━━━ The input ━━━
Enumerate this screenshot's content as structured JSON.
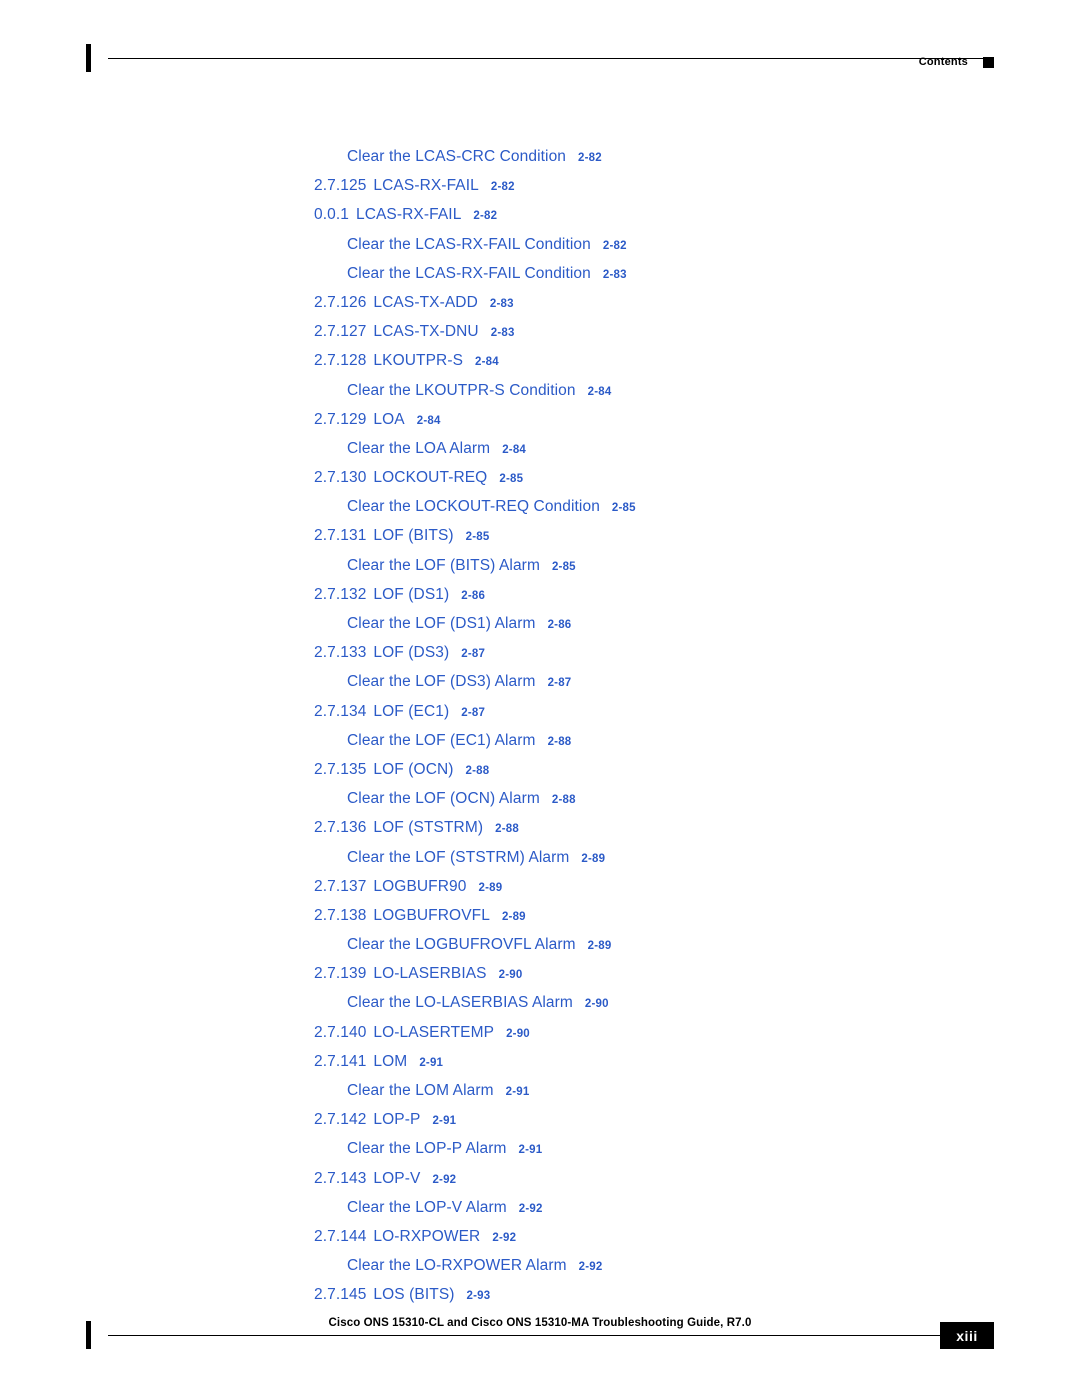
{
  "header": {
    "label": "Contents"
  },
  "footer": {
    "title": "Cisco ONS 15310-CL and Cisco ONS 15310-MA Troubleshooting Guide, R7.0",
    "page": "xiii"
  },
  "toc": {
    "entries": [
      {
        "level": 2,
        "num": "",
        "title": "Clear the LCAS-CRC Condition",
        "page": "2-82"
      },
      {
        "level": 1,
        "num": "2.7.125",
        "title": "LCAS-RX-FAIL",
        "page": "2-82"
      },
      {
        "level": 1,
        "num": "0.0.1",
        "title": "LCAS-RX-FAIL",
        "page": "2-82"
      },
      {
        "level": 2,
        "num": "",
        "title": "Clear the LCAS-RX-FAIL Condition",
        "page": "2-82"
      },
      {
        "level": 2,
        "num": "",
        "title": "Clear the LCAS-RX-FAIL Condition",
        "page": "2-83"
      },
      {
        "level": 1,
        "num": "2.7.126",
        "title": "LCAS-TX-ADD",
        "page": "2-83"
      },
      {
        "level": 1,
        "num": "2.7.127",
        "title": "LCAS-TX-DNU",
        "page": "2-83"
      },
      {
        "level": 1,
        "num": "2.7.128",
        "title": "LKOUTPR-S",
        "page": "2-84"
      },
      {
        "level": 2,
        "num": "",
        "title": "Clear the LKOUTPR-S Condition",
        "page": "2-84"
      },
      {
        "level": 1,
        "num": "2.7.129",
        "title": "LOA",
        "page": "2-84"
      },
      {
        "level": 2,
        "num": "",
        "title": "Clear the LOA Alarm",
        "page": "2-84"
      },
      {
        "level": 1,
        "num": "2.7.130",
        "title": "LOCKOUT-REQ",
        "page": "2-85"
      },
      {
        "level": 2,
        "num": "",
        "title": "Clear the LOCKOUT-REQ Condition",
        "page": "2-85"
      },
      {
        "level": 1,
        "num": "2.7.131",
        "title": "LOF (BITS)",
        "page": "2-85"
      },
      {
        "level": 2,
        "num": "",
        "title": "Clear the LOF (BITS) Alarm",
        "page": "2-85"
      },
      {
        "level": 1,
        "num": "2.7.132",
        "title": "LOF (DS1)",
        "page": "2-86"
      },
      {
        "level": 2,
        "num": "",
        "title": "Clear the LOF (DS1) Alarm",
        "page": "2-86"
      },
      {
        "level": 1,
        "num": "2.7.133",
        "title": "LOF (DS3)",
        "page": "2-87"
      },
      {
        "level": 2,
        "num": "",
        "title": "Clear the LOF (DS3) Alarm",
        "page": "2-87"
      },
      {
        "level": 1,
        "num": "2.7.134",
        "title": "LOF (EC1)",
        "page": "2-87"
      },
      {
        "level": 2,
        "num": "",
        "title": "Clear the LOF (EC1) Alarm",
        "page": "2-88"
      },
      {
        "level": 1,
        "num": "2.7.135",
        "title": "LOF (OCN)",
        "page": "2-88"
      },
      {
        "level": 2,
        "num": "",
        "title": "Clear the LOF (OCN) Alarm",
        "page": "2-88"
      },
      {
        "level": 1,
        "num": "2.7.136",
        "title": "LOF (STSTRM)",
        "page": "2-88"
      },
      {
        "level": 2,
        "num": "",
        "title": "Clear the LOF (STSTRM) Alarm",
        "page": "2-89"
      },
      {
        "level": 1,
        "num": "2.7.137",
        "title": "LOGBUFR90",
        "page": "2-89"
      },
      {
        "level": 1,
        "num": "2.7.138",
        "title": "LOGBUFROVFL",
        "page": "2-89"
      },
      {
        "level": 2,
        "num": "",
        "title": "Clear the LOGBUFROVFL Alarm",
        "page": "2-89"
      },
      {
        "level": 1,
        "num": "2.7.139",
        "title": "LO-LASERBIAS",
        "page": "2-90"
      },
      {
        "level": 2,
        "num": "",
        "title": "Clear the LO-LASERBIAS Alarm",
        "page": "2-90"
      },
      {
        "level": 1,
        "num": "2.7.140",
        "title": "LO-LASERTEMP",
        "page": "2-90"
      },
      {
        "level": 1,
        "num": "2.7.141",
        "title": "LOM",
        "page": "2-91"
      },
      {
        "level": 2,
        "num": "",
        "title": "Clear the LOM Alarm",
        "page": "2-91"
      },
      {
        "level": 1,
        "num": "2.7.142",
        "title": "LOP-P",
        "page": "2-91"
      },
      {
        "level": 2,
        "num": "",
        "title": "Clear the LOP-P Alarm",
        "page": "2-91"
      },
      {
        "level": 1,
        "num": "2.7.143",
        "title": "LOP-V",
        "page": "2-92"
      },
      {
        "level": 2,
        "num": "",
        "title": "Clear the LOP-V Alarm",
        "page": "2-92"
      },
      {
        "level": 1,
        "num": "2.7.144",
        "title": "LO-RXPOWER",
        "page": "2-92"
      },
      {
        "level": 2,
        "num": "",
        "title": "Clear the LO-RXPOWER Alarm",
        "page": "2-92"
      },
      {
        "level": 1,
        "num": "2.7.145",
        "title": "LOS (BITS)",
        "page": "2-93"
      }
    ]
  }
}
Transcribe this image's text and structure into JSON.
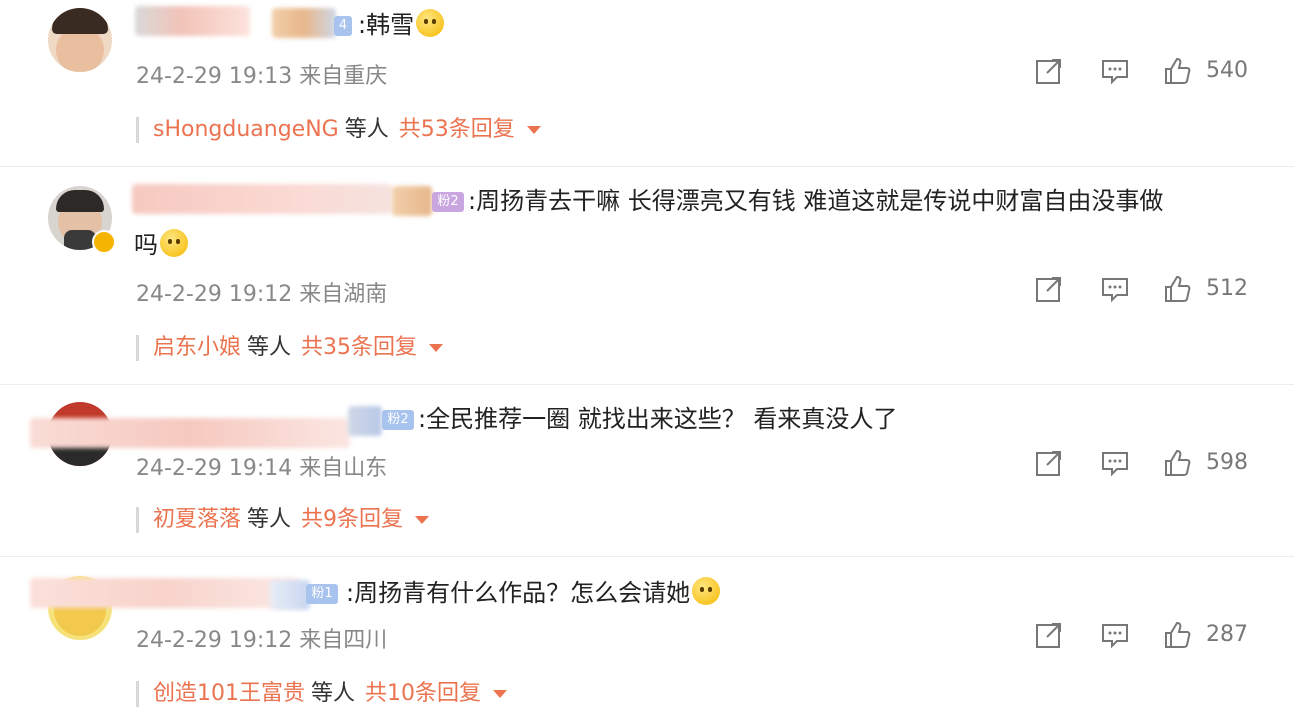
{
  "comments": [
    {
      "text": ":韩雪",
      "emoji": "surprised-face-emoji",
      "time": "24-2-29 19:13 来自重庆",
      "likes": "540",
      "reply_user": "sHongduangeNG",
      "reply_etc": "等人",
      "reply_count": "共53条回复"
    },
    {
      "text": ":周扬青去干嘛 长得漂亮又有钱 难道这就是传说中财富自由没事做",
      "text2": "吗",
      "badge": "粉2",
      "emoji": "grinning-face-emoji",
      "time": "24-2-29 19:12 来自湖南",
      "likes": "512",
      "reply_user": "启东小娘",
      "reply_etc": "等人",
      "reply_count": "共35条回复"
    },
    {
      "text": ":全民推荐一圈 就找出来这些？ 看来真没人了",
      "badge": "粉2",
      "time": "24-2-29 19:14 来自山东",
      "likes": "598",
      "reply_user": "初夏落落",
      "reply_etc": "等人",
      "reply_count": "共9条回复"
    },
    {
      "text": ":周扬青有什么作品？怎么会请她",
      "badge": "粉1",
      "emoji": "tears-of-joy-emoji",
      "time": "24-2-29 19:12 来自四川",
      "likes": "287",
      "reply_user": "创造101王富贵",
      "reply_etc": "等人",
      "reply_count": "共10条回复"
    }
  ],
  "colors": {
    "accent": "#eb7350",
    "meta": "#888888",
    "separator": "#ececec"
  }
}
━━━
Restate the data above word for word. Do not include the images.

Enumerate this screenshot's content as structured JSON.
{
  "header": {
    "label": "Contents"
  },
  "footer": {
    "title": "Cisco ONS 15310-CL and Cisco ONS 15310-MA Troubleshooting Guide, R7.0",
    "page": "xiii"
  },
  "toc": {
    "entries": [
      {
        "level": 2,
        "num": "",
        "title": "Clear the LCAS-CRC Condition",
        "page": "2-82"
      },
      {
        "level": 1,
        "num": "2.7.125",
        "title": "LCAS-RX-FAIL",
        "page": "2-82"
      },
      {
        "level": 1,
        "num": "0.0.1",
        "title": "LCAS-RX-FAIL",
        "page": "2-82"
      },
      {
        "level": 2,
        "num": "",
        "title": "Clear the LCAS-RX-FAIL Condition",
        "page": "2-82"
      },
      {
        "level": 2,
        "num": "",
        "title": "Clear the LCAS-RX-FAIL Condition",
        "page": "2-83"
      },
      {
        "level": 1,
        "num": "2.7.126",
        "title": "LCAS-TX-ADD",
        "page": "2-83"
      },
      {
        "level": 1,
        "num": "2.7.127",
        "title": "LCAS-TX-DNU",
        "page": "2-83"
      },
      {
        "level": 1,
        "num": "2.7.128",
        "title": "LKOUTPR-S",
        "page": "2-84"
      },
      {
        "level": 2,
        "num": "",
        "title": "Clear the LKOUTPR-S Condition",
        "page": "2-84"
      },
      {
        "level": 1,
        "num": "2.7.129",
        "title": "LOA",
        "page": "2-84"
      },
      {
        "level": 2,
        "num": "",
        "title": "Clear the LOA Alarm",
        "page": "2-84"
      },
      {
        "level": 1,
        "num": "2.7.130",
        "title": "LOCKOUT-REQ",
        "page": "2-85"
      },
      {
        "level": 2,
        "num": "",
        "title": "Clear the LOCKOUT-REQ Condition",
        "page": "2-85"
      },
      {
        "level": 1,
        "num": "2.7.131",
        "title": "LOF (BITS)",
        "page": "2-85"
      },
      {
        "level": 2,
        "num": "",
        "title": "Clear the LOF (BITS) Alarm",
        "page": "2-85"
      },
      {
        "level": 1,
        "num": "2.7.132",
        "title": "LOF (DS1)",
        "page": "2-86"
      },
      {
        "level": 2,
        "num": "",
        "title": "Clear the LOF (DS1) Alarm",
        "page": "2-86"
      },
      {
        "level": 1,
        "num": "2.7.133",
        "title": "LOF (DS3)",
        "page": "2-87"
      },
      {
        "level": 2,
        "num": "",
        "title": "Clear the LOF (DS3) Alarm",
        "page": "2-87"
      },
      {
        "level": 1,
        "num": "2.7.134",
        "title": "LOF (EC1)",
        "page": "2-87"
      },
      {
        "level": 2,
        "num": "",
        "title": "Clear the LOF (EC1) Alarm",
        "page": "2-88"
      },
      {
        "level": 1,
        "num": "2.7.135",
        "title": "LOF (OCN)",
        "page": "2-88"
      },
      {
        "level": 2,
        "num": "",
        "title": "Clear the LOF (OCN) Alarm",
        "page": "2-88"
      },
      {
        "level": 1,
        "num": "2.7.136",
        "title": "LOF (STSTRM)",
        "page": "2-88"
      },
      {
        "level": 2,
        "num": "",
        "title": "Clear the LOF (STSTRM) Alarm",
        "page": "2-89"
      },
      {
        "level": 1,
        "num": "2.7.137",
        "title": "LOGBUFR90",
        "page": "2-89"
      },
      {
        "level": 1,
        "num": "2.7.138",
        "title": "LOGBUFROVFL",
        "page": "2-89"
      },
      {
        "level": 2,
        "num": "",
        "title": "Clear the LOGBUFROVFL Alarm",
        "page": "2-89"
      },
      {
        "level": 1,
        "num": "2.7.139",
        "title": "LO-LASERBIAS",
        "page": "2-90"
      },
      {
        "level": 2,
        "num": "",
        "title": "Clear the LO-LASERBIAS Alarm",
        "page": "2-90"
      },
      {
        "level": 1,
        "num": "2.7.140",
        "title": "LO-LASERTEMP",
        "page": "2-90"
      },
      {
        "level": 1,
        "num": "2.7.141",
        "title": "LOM",
        "page": "2-91"
      },
      {
        "level": 2,
        "num": "",
        "title": "Clear the LOM Alarm",
        "page": "2-91"
      },
      {
        "level": 1,
        "num": "2.7.142",
        "title": "LOP-P",
        "page": "2-91"
      },
      {
        "level": 2,
        "num": "",
        "title": "Clear the LOP-P Alarm",
        "page": "2-91"
      },
      {
        "level": 1,
        "num": "2.7.143",
        "title": "LOP-V",
        "page": "2-92"
      },
      {
        "level": 2,
        "num": "",
        "title": "Clear the LOP-V Alarm",
        "page": "2-92"
      },
      {
        "level": 1,
        "num": "2.7.144",
        "title": "LO-RXPOWER",
        "page": "2-92"
      },
      {
        "level": 2,
        "num": "",
        "title": "Clear the LO-RXPOWER Alarm",
        "page": "2-92"
      },
      {
        "level": 1,
        "num": "2.7.145",
        "title": "LOS (BITS)",
        "page": "2-93"
      }
    ]
  }
}
Transcribe this image's text and structure into JSON.
{
  "comments": [
    {
      "text": ":韩雪",
      "emoji": "surprised-face-emoji",
      "time": "24-2-29 19:13 来自重庆",
      "likes": "540",
      "reply_user": "sHongduangeNG",
      "reply_etc": "等人",
      "reply_count": "共53条回复"
    },
    {
      "text": ":周扬青去干嘛 长得漂亮又有钱 难道这就是传说中财富自由没事做",
      "text2": "吗",
      "badge": "粉2",
      "emoji": "grinning-face-emoji",
      "time": "24-2-29 19:12 来自湖南",
      "likes": "512",
      "reply_user": "启东小娘",
      "reply_etc": "等人",
      "reply_count": "共35条回复"
    },
    {
      "text": ":全民推荐一圈 就找出来这些？ 看来真没人了",
      "badge": "粉2",
      "time": "24-2-29 19:14 来自山东",
      "likes": "598",
      "reply_user": "初夏落落",
      "reply_etc": "等人",
      "reply_count": "共9条回复"
    },
    {
      "text": ":周扬青有什么作品？怎么会请她",
      "badge": "粉1",
      "emoji": "tears-of-joy-emoji",
      "time": "24-2-29 19:12 来自四川",
      "likes": "287",
      "reply_user": "创造101王富贵",
      "reply_etc": "等人",
      "reply_count": "共10条回复"
    }
  ],
  "colors": {
    "accent": "#eb7350",
    "meta": "#888888",
    "separator": "#ececec"
  }
}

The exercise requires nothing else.